-- Problem statement --
A faithful transcription of all the data is required.

(Data entries)
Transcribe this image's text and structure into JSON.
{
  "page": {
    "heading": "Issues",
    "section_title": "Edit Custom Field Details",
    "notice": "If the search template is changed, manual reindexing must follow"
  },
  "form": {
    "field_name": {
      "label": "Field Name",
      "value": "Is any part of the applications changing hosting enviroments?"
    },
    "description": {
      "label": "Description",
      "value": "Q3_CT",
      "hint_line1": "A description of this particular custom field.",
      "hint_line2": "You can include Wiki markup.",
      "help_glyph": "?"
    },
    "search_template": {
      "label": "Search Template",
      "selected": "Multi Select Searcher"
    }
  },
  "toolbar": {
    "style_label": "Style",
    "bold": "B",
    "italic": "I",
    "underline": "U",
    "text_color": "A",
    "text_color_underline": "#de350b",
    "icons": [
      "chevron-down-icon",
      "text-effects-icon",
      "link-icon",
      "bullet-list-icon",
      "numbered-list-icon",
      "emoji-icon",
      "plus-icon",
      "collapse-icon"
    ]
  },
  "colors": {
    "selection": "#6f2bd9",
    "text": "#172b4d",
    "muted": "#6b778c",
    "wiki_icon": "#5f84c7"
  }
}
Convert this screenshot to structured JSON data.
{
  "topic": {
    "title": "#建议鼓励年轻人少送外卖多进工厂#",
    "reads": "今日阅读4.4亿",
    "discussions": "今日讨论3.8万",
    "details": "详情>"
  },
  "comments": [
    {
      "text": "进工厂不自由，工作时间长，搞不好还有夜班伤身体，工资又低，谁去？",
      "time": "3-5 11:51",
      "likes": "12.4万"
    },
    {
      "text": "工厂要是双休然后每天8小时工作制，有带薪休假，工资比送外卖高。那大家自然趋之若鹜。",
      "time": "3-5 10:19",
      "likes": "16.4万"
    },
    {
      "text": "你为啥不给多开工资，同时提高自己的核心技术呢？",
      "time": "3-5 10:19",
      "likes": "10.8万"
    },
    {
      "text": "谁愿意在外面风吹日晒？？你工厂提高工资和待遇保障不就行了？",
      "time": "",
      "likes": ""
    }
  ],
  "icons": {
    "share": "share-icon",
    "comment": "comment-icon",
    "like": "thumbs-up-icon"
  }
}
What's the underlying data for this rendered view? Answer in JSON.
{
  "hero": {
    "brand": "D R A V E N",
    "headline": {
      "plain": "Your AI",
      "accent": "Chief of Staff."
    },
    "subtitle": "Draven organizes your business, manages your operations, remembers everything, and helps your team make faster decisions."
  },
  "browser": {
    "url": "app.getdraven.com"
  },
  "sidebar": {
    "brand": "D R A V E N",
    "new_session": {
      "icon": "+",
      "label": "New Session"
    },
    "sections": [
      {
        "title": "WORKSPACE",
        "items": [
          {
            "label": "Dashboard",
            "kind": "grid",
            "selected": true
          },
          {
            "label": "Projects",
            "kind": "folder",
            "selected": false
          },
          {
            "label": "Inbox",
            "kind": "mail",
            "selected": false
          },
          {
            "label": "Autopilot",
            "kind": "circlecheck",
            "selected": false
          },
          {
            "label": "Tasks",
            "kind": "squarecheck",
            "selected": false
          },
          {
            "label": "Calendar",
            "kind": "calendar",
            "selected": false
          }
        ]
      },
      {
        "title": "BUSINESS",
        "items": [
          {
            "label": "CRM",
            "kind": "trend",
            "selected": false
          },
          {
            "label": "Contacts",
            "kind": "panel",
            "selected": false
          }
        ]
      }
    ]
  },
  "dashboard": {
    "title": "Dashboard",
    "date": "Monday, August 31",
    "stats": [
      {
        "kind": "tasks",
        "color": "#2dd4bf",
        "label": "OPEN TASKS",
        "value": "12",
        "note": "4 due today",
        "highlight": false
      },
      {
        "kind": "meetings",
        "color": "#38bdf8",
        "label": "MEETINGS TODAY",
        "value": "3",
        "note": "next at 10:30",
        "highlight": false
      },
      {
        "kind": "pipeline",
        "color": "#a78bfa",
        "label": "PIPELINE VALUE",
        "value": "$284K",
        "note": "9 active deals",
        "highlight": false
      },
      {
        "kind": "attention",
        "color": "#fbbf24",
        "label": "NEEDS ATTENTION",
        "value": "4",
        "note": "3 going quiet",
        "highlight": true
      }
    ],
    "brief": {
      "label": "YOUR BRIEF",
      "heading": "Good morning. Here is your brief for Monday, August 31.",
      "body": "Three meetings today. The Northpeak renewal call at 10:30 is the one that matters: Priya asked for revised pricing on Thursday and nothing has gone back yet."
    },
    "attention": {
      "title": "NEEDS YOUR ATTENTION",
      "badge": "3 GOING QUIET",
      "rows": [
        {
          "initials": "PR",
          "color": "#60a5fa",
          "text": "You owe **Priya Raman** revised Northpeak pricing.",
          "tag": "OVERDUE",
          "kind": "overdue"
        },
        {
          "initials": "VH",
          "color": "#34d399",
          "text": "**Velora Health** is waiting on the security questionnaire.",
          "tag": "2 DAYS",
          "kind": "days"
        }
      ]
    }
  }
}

-- Output for this task --
Transcribe this image's text and structure into JSON.
{
  "page": {
    "heading": "Issues",
    "section_title": "Edit Custom Field Details",
    "notice": "If the search template is changed, manual reindexing must follow"
  },
  "form": {
    "field_name": {
      "label": "Field Name",
      "value": "Is any part of the applications changing hosting enviroments?"
    },
    "description": {
      "label": "Description",
      "value": "Q3_CT",
      "hint_line1": "A description of this particular custom field.",
      "hint_line2": "You can include Wiki markup.",
      "help_glyph": "?"
    },
    "search_template": {
      "label": "Search Template",
      "selected": "Multi Select Searcher"
    }
  },
  "toolbar": {
    "style_label": "Style",
    "bold": "B",
    "italic": "I",
    "underline": "U",
    "text_color": "A",
    "text_color_underline": "#de350b",
    "icons": [
      "chevron-down-icon",
      "text-effects-icon",
      "link-icon",
      "bullet-list-icon",
      "numbered-list-icon",
      "emoji-icon",
      "plus-icon",
      "collapse-icon"
    ]
  },
  "colors": {
    "selection": "#6f2bd9",
    "text": "#172b4d",
    "muted": "#6b778c",
    "wiki_icon": "#5f84c7"
  }
}
Convert this screenshot to structured JSON data.
{
  "topic": {
    "title": "#建议鼓励年轻人少送外卖多进工厂#",
    "reads": "今日阅读4.4亿",
    "discussions": "今日讨论3.8万",
    "details": "详情>"
  },
  "comments": [
    {
      "text": "进工厂不自由，工作时间长，搞不好还有夜班伤身体，工资又低，谁去？",
      "time": "3-5 11:51",
      "likes": "12.4万"
    },
    {
      "text": "工厂要是双休然后每天8小时工作制，有带薪休假，工资比送外卖高。那大家自然趋之若鹜。",
      "time": "3-5 10:19",
      "likes": "16.4万"
    },
    {
      "text": "你为啥不给多开工资，同时提高自己的核心技术呢？",
      "time": "3-5 10:19",
      "likes": "10.8万"
    },
    {
      "text": "谁愿意在外面风吹日晒？？你工厂提高工资和待遇保障不就行了？",
      "time": "",
      "likes": ""
    }
  ],
  "icons": {
    "share": "share-icon",
    "comment": "comment-icon",
    "like": "thumbs-up-icon"
  }
}
What's the underlying data for this rendered view? Answer in JSON.
{
  "hero": {
    "brand": "D R A V E N",
    "headline": {
      "plain": "Your AI",
      "accent": "Chief of Staff."
    },
    "subtitle": "Draven organizes your business, manages your operations, remembers everything, and helps your team make faster decisions."
  },
  "browser": {
    "url": "app.getdraven.com"
  },
  "sidebar": {
    "brand": "D R A V E N",
    "new_session": {
      "icon": "+",
      "label": "New Session"
    },
    "sections": [
      {
        "title": "WORKSPACE",
        "items": [
          {
            "label": "Dashboard",
            "kind": "grid",
            "selected": true
          },
          {
            "label": "Projects",
            "kind": "folder",
            "selected": false
          },
          {
            "label": "Inbox",
            "kind": "mail",
            "selected": false
          },
          {
            "label": "Autopilot",
            "kind": "circlecheck",
            "selected": false
          },
          {
            "label": "Tasks",
            "kind": "squarecheck",
            "selected": false
          },
          {
            "label": "Calendar",
            "kind": "calendar",
            "selected": false
          }
        ]
      },
      {
        "title": "BUSINESS",
        "items": [
          {
            "label": "CRM",
            "kind": "trend",
            "selected": false
          },
          {
            "label": "Contacts",
            "kind": "panel",
            "selected": false
          }
        ]
      }
    ]
  },
  "dashboard": {
    "title": "Dashboard",
    "date": "Monday, August 31",
    "stats": [
      {
        "kind": "tasks",
        "color": "#2dd4bf",
        "label": "OPEN TASKS",
        "value": "12",
        "note": "4 due today",
        "highlight": false
      },
      {
        "kind": "meetings",
        "color": "#38bdf8",
        "label": "MEETINGS TODAY",
        "value": "3",
        "note": "next at 10:30",
        "highlight": false
      },
      {
        "kind": "pipeline",
        "color": "#a78bfa",
        "label": "PIPELINE VALUE",
        "value": "$284K",
        "note": "9 active deals",
        "highlight": false
      },
      {
        "kind": "attention",
        "color": "#fbbf24",
        "label": "NEEDS ATTENTION",
        "value": "4",
        "note": "3 going quiet",
        "highlight": true
      }
    ],
    "brief": {
      "label": "YOUR BRIEF",
      "heading": "Good morning. Here is your brief for Monday, August 31.",
      "body": "Three meetings today. The Northpeak renewal call at 10:30 is the one that matters: Priya asked for revised pricing on Thursday and nothing has gone back yet."
    },
    "attention": {
      "title": "NEEDS YOUR ATTENTION",
      "badge": "3 GOING QUIET",
      "rows": [
        {
          "initials": "PR",
          "color": "#60a5fa",
          "text": "You owe **Priya Raman** revised Northpeak pricing.",
          "tag": "OVERDUE",
          "kind": "overdue"
        },
        {
          "initials": "VH",
          "color": "#34d399",
          "text": "**Velora Health** is waiting on the security questionnaire.",
          "tag": "2 DAYS",
          "kind": "days"
        }
      ]
    }
  }
}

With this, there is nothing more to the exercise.